*EXERCISE GOAL*: Make an exact copy of the records, with the pictures left out.
++++ RAW DATA ++++
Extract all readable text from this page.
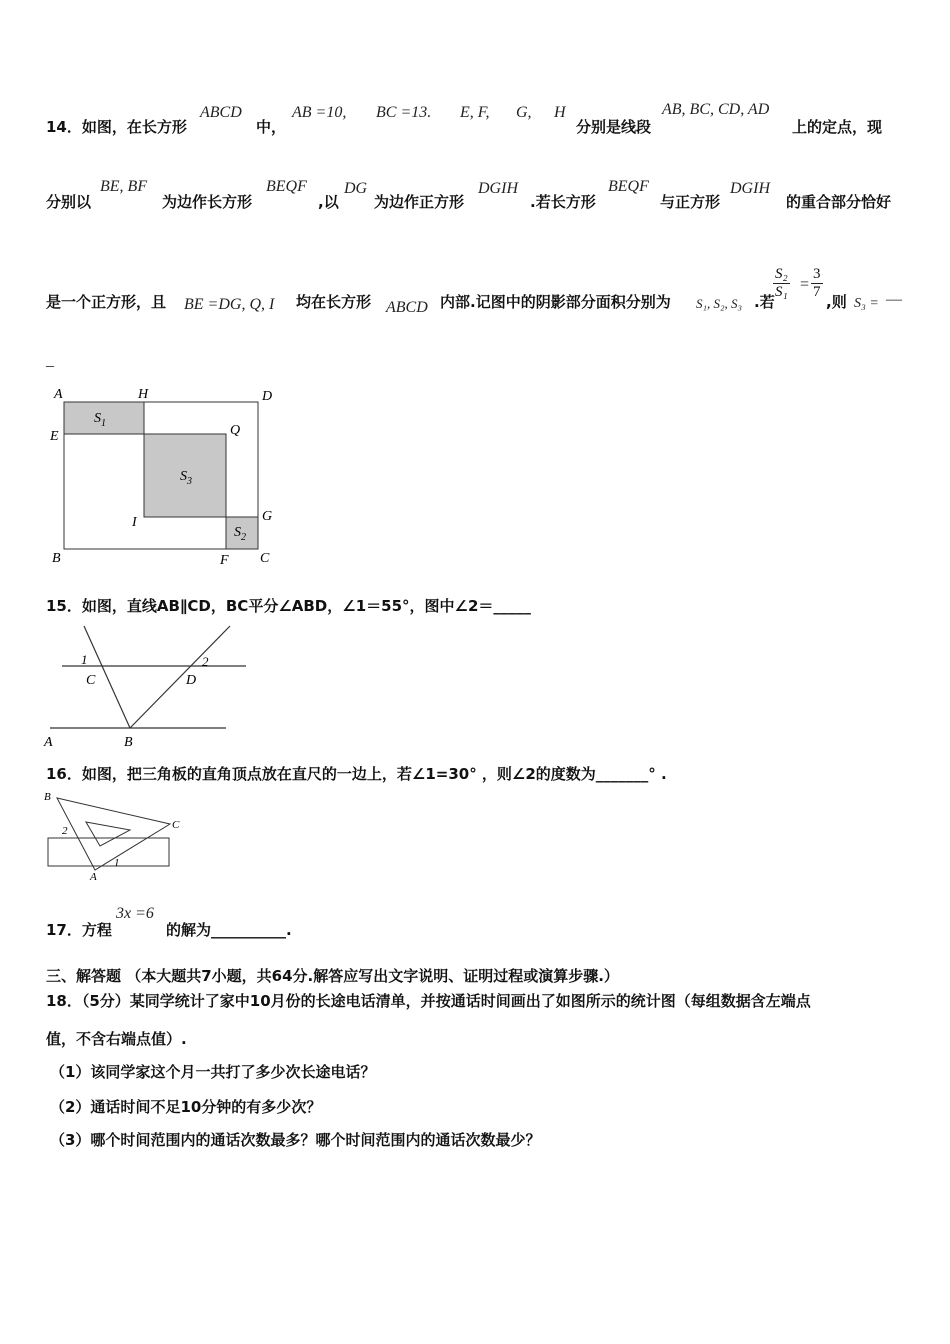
14．如图，在长方形
ABCD
中，
AB =10, BC =13. E, F, G, H
分别是线段
AB, BC, CD, AD
上的定点，现
分别以
BE, BF
为边作长方形
BEQF
,以
DG
为边作正方形
DGIH
.若长方形
BEQF
与正方形
DGIH
的重合部分恰好
是一个正方形，且 BE =DG, Q, I 均在长方形 ABCD 内部.记图中的阴影部分面积分别为 S₁, S₂, S₃ .若
$\frac{\text{S₂}}{\text{S₁}} = \frac{3}{7}$
,则 S₃ = —
_
A	H	D
E	Q
$S_1$
$S_3$
I	G
$S_2$
B	F C
15．如图，直线AB∥CD，BC平分∠ABD，∠1＝55°，图中∠2＝_____
1	2
C	D
A	B
16．如图，把三角板的直角顶点放在直尺的一边上，若∠1=30° ，则∠2的度数为_______° .
B
C
A
2
1
17．方程
3x =6
的解为__________.
三、解答题 （本大题共7小题，共64分.解答应写出文字说明、证明过程或演算步骤.）
18．（5分）某同学统计了家中10月份的长途电话清单，并按通话时间画出了如图所示的统计图（每组数据含左端点
值，不含右端点值）.
（1）该同学家这个月一共打了多少次长途电话？
（2）通话时间不足10分钟的有多少次？
（3）哪个时间范围内的通话次数最多？哪个时间范围内的通话次数最少？
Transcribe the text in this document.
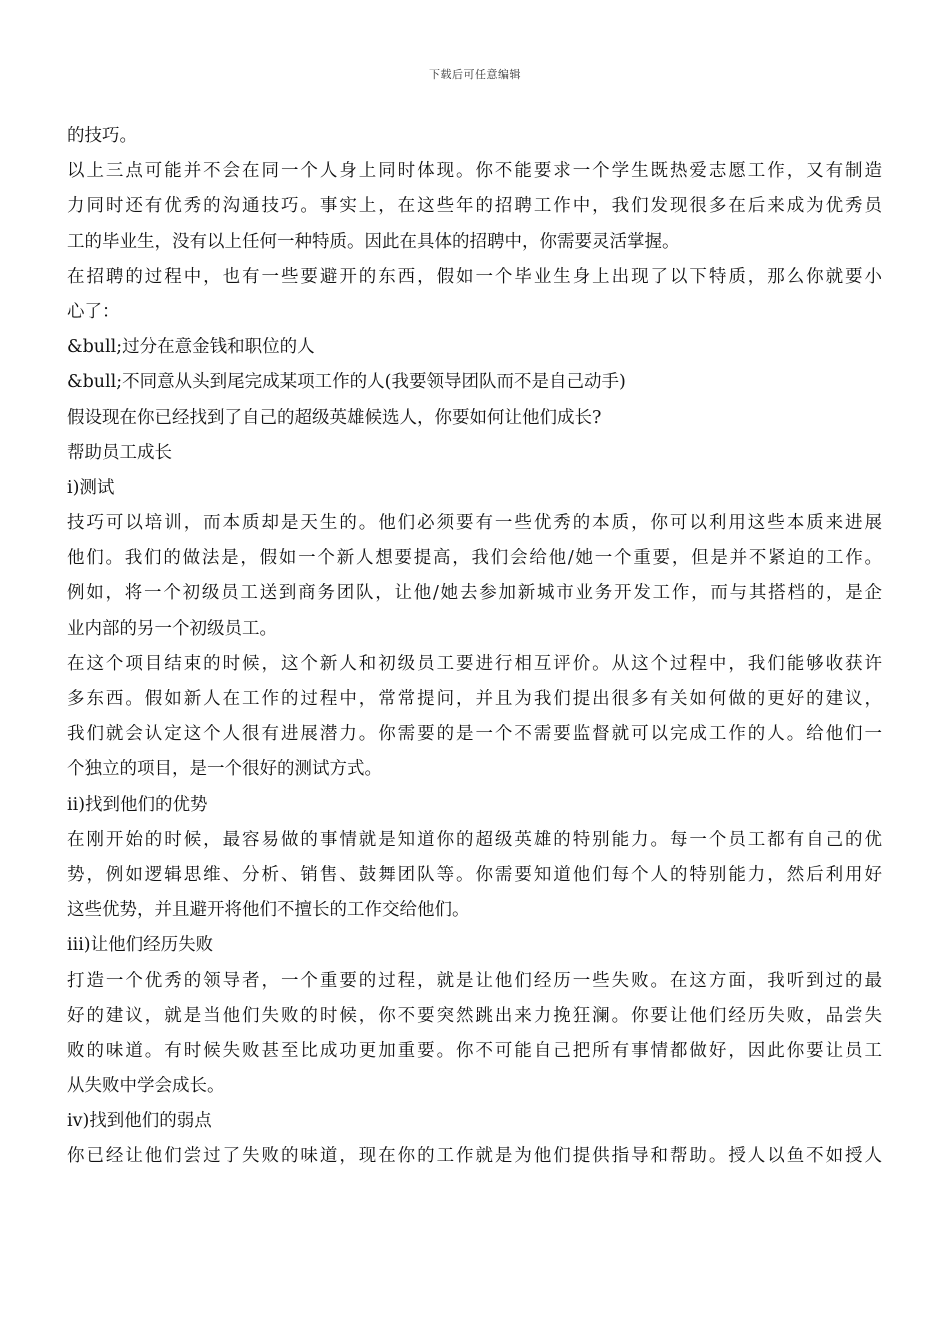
下载后可任意编辑
的技巧。
以上三点可能并不会在同一个人身上同时体现。你不能要求一个学生既热爱志愿工作，又有制造
力同时还有优秀的沟通技巧。事实上，在这些年的招聘工作中，我们发现很多在后来成为优秀员
工的毕业生，没有以上任何一种特质。因此在具体的招聘中，你需要灵活掌握。
在招聘的过程中，也有一些要避开的东西，假如一个毕业生身上出现了以下特质，那么你就要小
心了：
&bull;过分在意金钱和职位的人
&bull;不同意从头到尾完成某项工作的人(我要领导团队而不是自己动手)
假设现在你已经找到了自己的超级英雄候选人，你要如何让他们成长?
帮助员工成长
i)测试
技巧可以培训，而本质却是天生的。他们必须要有一些优秀的本质，你可以利用这些本质来进展
他们。我们的做法是，假如一个新人想要提高，我们会给他/她一个重要，但是并不紧迫的工作。
例如，将一个初级员工送到商务团队，让他/她去参加新城市业务开发工作，而与其搭档的，是企
业内部的另一个初级员工。
在这个项目结束的时候，这个新人和初级员工要进行相互评价。从这个过程中，我们能够收获许
多东西。假如新人在工作的过程中，常常提问，并且为我们提出很多有关如何做的更好的建议，
我们就会认定这个人很有进展潜力。你需要的是一个不需要监督就可以完成工作的人。给他们一
个独立的项目，是一个很好的测试方式。
ii)找到他们的优势
在刚开始的时候，最容易做的事情就是知道你的超级英雄的特别能力。每一个员工都有自己的优
势，例如逻辑思维、分析、销售、鼓舞团队等。你需要知道他们每个人的特别能力，然后利用好
这些优势，并且避开将他们不擅长的工作交给他们。
iii)让他们经历失败
打造一个优秀的领导者，一个重要的过程，就是让他们经历一些失败。在这方面，我听到过的最
好的建议，就是当他们失败的时候，你不要突然跳出来力挽狂澜。你要让他们经历失败，品尝失
败的味道。有时候失败甚至比成功更加重要。你不可能自己把所有事情都做好，因此你要让员工
从失败中学会成长。
iv)找到他们的弱点
你已经让他们尝过了失败的味道，现在你的工作就是为他们提供指导和帮助。授人以鱼不如授人
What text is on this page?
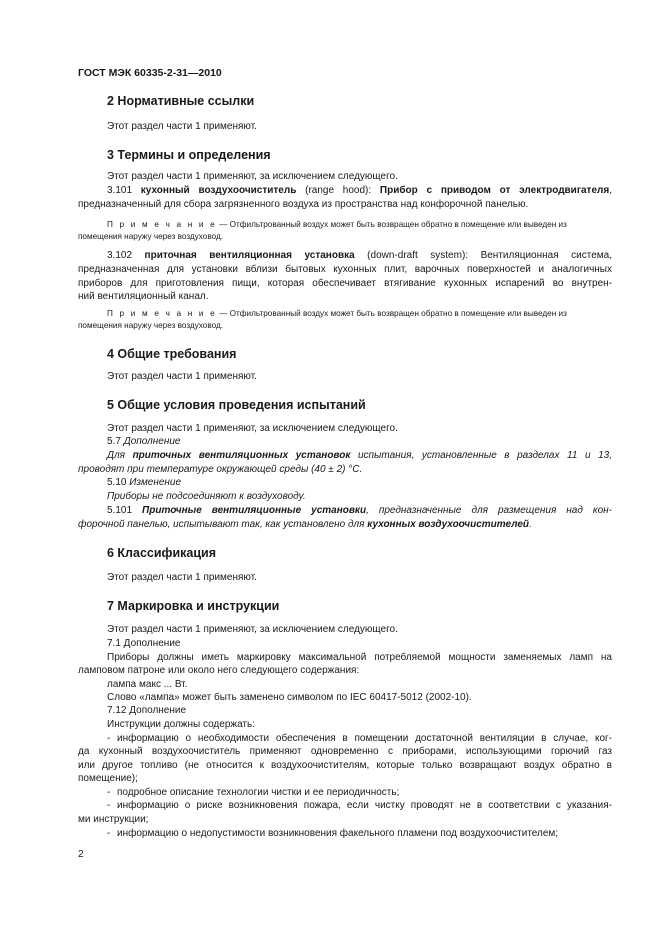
ГОСТ МЭК 60335-2-31—2010
2 Нормативные ссылки
Этот раздел части 1 применяют.
3 Термины и определения
Этот раздел части 1 применяют, за исключением следующего.
3.101 кухонный воздухоочиститель (range hood): Прибор с приводом от электродвигателя,
предназначенный для сбора загрязненного воздуха из пространства над конфорочной панелью.
П р и м е ч а н и е — Отфильтрованный воздух может быть возвращен обратно в помещение или выведен из
помещения наружу через воздуховод.
3.102 приточная вентиляционная установка (down-draft system): Вентиляционная система,
предназначенная для установки вблизи бытовых кухонных плит, варочных поверхностей и аналогичных
приборов для приготовления пищи, которая обеспечивает втягивание кухонных испарений во внутрен-
ний вентиляционный канал.
П р и м е ч а н и е — Отфильтрованный воздух может быть возвращен обратно в помещение или выведен из
помещения наружу через воздуховод.
4 Общие требования
Этот раздел части 1 применяют.
5 Общие условия проведения испытаний
Этот раздел части 1 применяют, за исключением следующего.
5.7 Дополнение
Для приточных вентиляционных установок испытания, установленные в разделах 11 и 13,
проводят при температуре окружающей среды (40 ± 2) °С.
5.10 Изменение
Приборы не подсоединяют к воздуховоду.
5.101 Приточные вентиляционные установки, предназначенные для размещения над кон-
форочной панелью, испытывают так, как установлено для кухонных воздухоочистителей.
6 Классификация
Этот раздел части 1 применяют.
7 Маркировка и инструкции
Этот раздел части 1 применяют, за исключением следующего.
7.1 Дополнение
Приборы должны иметь маркировку максимальной потребляемой мощности заменяемых ламп на
ламповом патроне или около него следующего содержания:
лампа макс ... Вт.
Слово «лампа» может быть заменено символом по IEC 60417-5012 (2002-10).
7.12 Дополнение
Инструкции должны содержать:
- информацию о необходимости обеспечения в помещении достаточной вентиляции в случае, ког-
да кухонный воздухоочиститель применяют одновременно с приборами, использующими горючий газ
или другое топливо (не относится к воздухоочистителям, которые только возвращают воздух обратно в
помещение);
- подробное описание технологии чистки и ее периодичность;
- информацию о риске возникновения пожара, если чистку проводят не в соответствии с указания-
ми инструкции;
- информацию о недопустимости возникновения факельного пламени под воздухоочистителем;
2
++++
*WRITTEN SOLUTION*:
Extract all readable text from this page.
14．如图，在长方形
ABCD
中，
AB =10, BC =13. E, F, G, H
分别是线段
AB, BC, CD, AD
上的定点，现
分别以
BE, BF
为边作长方形
BEQF
,以
DG
为边作正方形
DGIH
.若长方形
BEQF
与正方形
DGIH
的重合部分恰好
是一个正方形，且 BE =DG, Q, I 均在长方形 ABCD 内部.记图中的阴影部分面积分别为 S₁, S₂, S₃ .若
$\frac{\text{S₂}}{\text{S₁}} = \frac{3}{7}$
,则 S₃ = —
_
A	H	D
E	Q
$S_1$
$S_3$
I	G
$S_2$
B	F C
15．如图，直线AB∥CD，BC平分∠ABD，∠1＝55°，图中∠2＝_____
1	2
C	D
A	B
16．如图，把三角板的直角顶点放在直尺的一边上，若∠1=30° ，则∠2的度数为_______° .
B
C
A
2
1
17．方程
3x =6
的解为__________.
三、解答题 （本大题共7小题，共64分.解答应写出文字说明、证明过程或演算步骤.）
18．（5分）某同学统计了家中10月份的长途电话清单，并按通话时间画出了如图所示的统计图（每组数据含左端点
值，不含右端点值）.
（1）该同学家这个月一共打了多少次长途电话？
（2）通话时间不足10分钟的有多少次？
（3）哪个时间范围内的通话次数最多？哪个时间范围内的通话次数最少？
Transcribe the text in this document.
下载后可任意编辑
的技巧。
以上三点可能并不会在同一个人身上同时体现。你不能要求一个学生既热爱志愿工作，又有制造
力同时还有优秀的沟通技巧。事实上，在这些年的招聘工作中，我们发现很多在后来成为优秀员
工的毕业生，没有以上任何一种特质。因此在具体的招聘中，你需要灵活掌握。
在招聘的过程中，也有一些要避开的东西，假如一个毕业生身上出现了以下特质，那么你就要小
心了：
&bull;过分在意金钱和职位的人
&bull;不同意从头到尾完成某项工作的人(我要领导团队而不是自己动手)
假设现在你已经找到了自己的超级英雄候选人，你要如何让他们成长?
帮助员工成长
i)测试
技巧可以培训，而本质却是天生的。他们必须要有一些优秀的本质，你可以利用这些本质来进展
他们。我们的做法是，假如一个新人想要提高，我们会给他/她一个重要，但是并不紧迫的工作。
例如，将一个初级员工送到商务团队，让他/她去参加新城市业务开发工作，而与其搭档的，是企
业内部的另一个初级员工。
在这个项目结束的时候，这个新人和初级员工要进行相互评价。从这个过程中，我们能够收获许
多东西。假如新人在工作的过程中，常常提问，并且为我们提出很多有关如何做的更好的建议，
我们就会认定这个人很有进展潜力。你需要的是一个不需要监督就可以完成工作的人。给他们一
个独立的项目，是一个很好的测试方式。
ii)找到他们的优势
在刚开始的时候，最容易做的事情就是知道你的超级英雄的特别能力。每一个员工都有自己的优
势，例如逻辑思维、分析、销售、鼓舞团队等。你需要知道他们每个人的特别能力，然后利用好
这些优势，并且避开将他们不擅长的工作交给他们。
iii)让他们经历失败
打造一个优秀的领导者，一个重要的过程，就是让他们经历一些失败。在这方面，我听到过的最
好的建议，就是当他们失败的时候，你不要突然跳出来力挽狂澜。你要让他们经历失败，品尝失
败的味道。有时候失败甚至比成功更加重要。你不可能自己把所有事情都做好，因此你要让员工
从失败中学会成长。
iv)找到他们的弱点
你已经让他们尝过了失败的味道，现在你的工作就是为他们提供指导和帮助。授人以鱼不如授人
What text is on this page?
ГОСТ МЭК 60335-2-31—2010
2 Нормативные ссылки
Этот раздел части 1 применяют.
3 Термины и определения
Этот раздел части 1 применяют, за исключением следующего.
3.101 кухонный воздухоочиститель (range hood): Прибор с приводом от электродвигателя,
предназначенный для сбора загрязненного воздуха из пространства над конфорочной панелью.
П р и м е ч а н и е — Отфильтрованный воздух может быть возвращен обратно в помещение или выведен из
помещения наружу через воздуховод.
3.102 приточная вентиляционная установка (down-draft system): Вентиляционная система,
предназначенная для установки вблизи бытовых кухонных плит, варочных поверхностей и аналогичных
приборов для приготовления пищи, которая обеспечивает втягивание кухонных испарений во внутрен-
ний вентиляционный канал.
П р и м е ч а н и е — Отфильтрованный воздух может быть возвращен обратно в помещение или выведен из
помещения наружу через воздуховод.
4 Общие требования
Этот раздел части 1 применяют.
5 Общие условия проведения испытаний
Этот раздел части 1 применяют, за исключением следующего.
5.7 Дополнение
Для приточных вентиляционных установок испытания, установленные в разделах 11 и 13,
проводят при температуре окружающей среды (40 ± 2) °С.
5.10 Изменение
Приборы не подсоединяют к воздуховоду.
5.101 Приточные вентиляционные установки, предназначенные для размещения над кон-
форочной панелью, испытывают так, как установлено для кухонных воздухоочистителей.
6 Классификация
Этот раздел части 1 применяют.
7 Маркировка и инструкции
Этот раздел части 1 применяют, за исключением следующего.
7.1 Дополнение
Приборы должны иметь маркировку максимальной потребляемой мощности заменяемых ламп на
ламповом патроне или около него следующего содержания:
лампа макс ... Вт.
Слово «лампа» может быть заменено символом по IEC 60417-5012 (2002-10).
7.12 Дополнение
Инструкции должны содержать:
- информацию о необходимости обеспечения в помещении достаточной вентиляции в случае, ког-
да кухонный воздухоочиститель применяют одновременно с приборами, использующими горючий газ
или другое топливо (не относится к воздухоочистителям, которые только возвращают воздух обратно в
помещение);
- подробное описание технологии чистки и ее периодичность;
- информацию о риске возникновения пожара, если чистку проводят не в соответствии с указания-
ми инструкции;
- информацию о недопустимости возникновения факельного пламени под воздухоочистителем;
2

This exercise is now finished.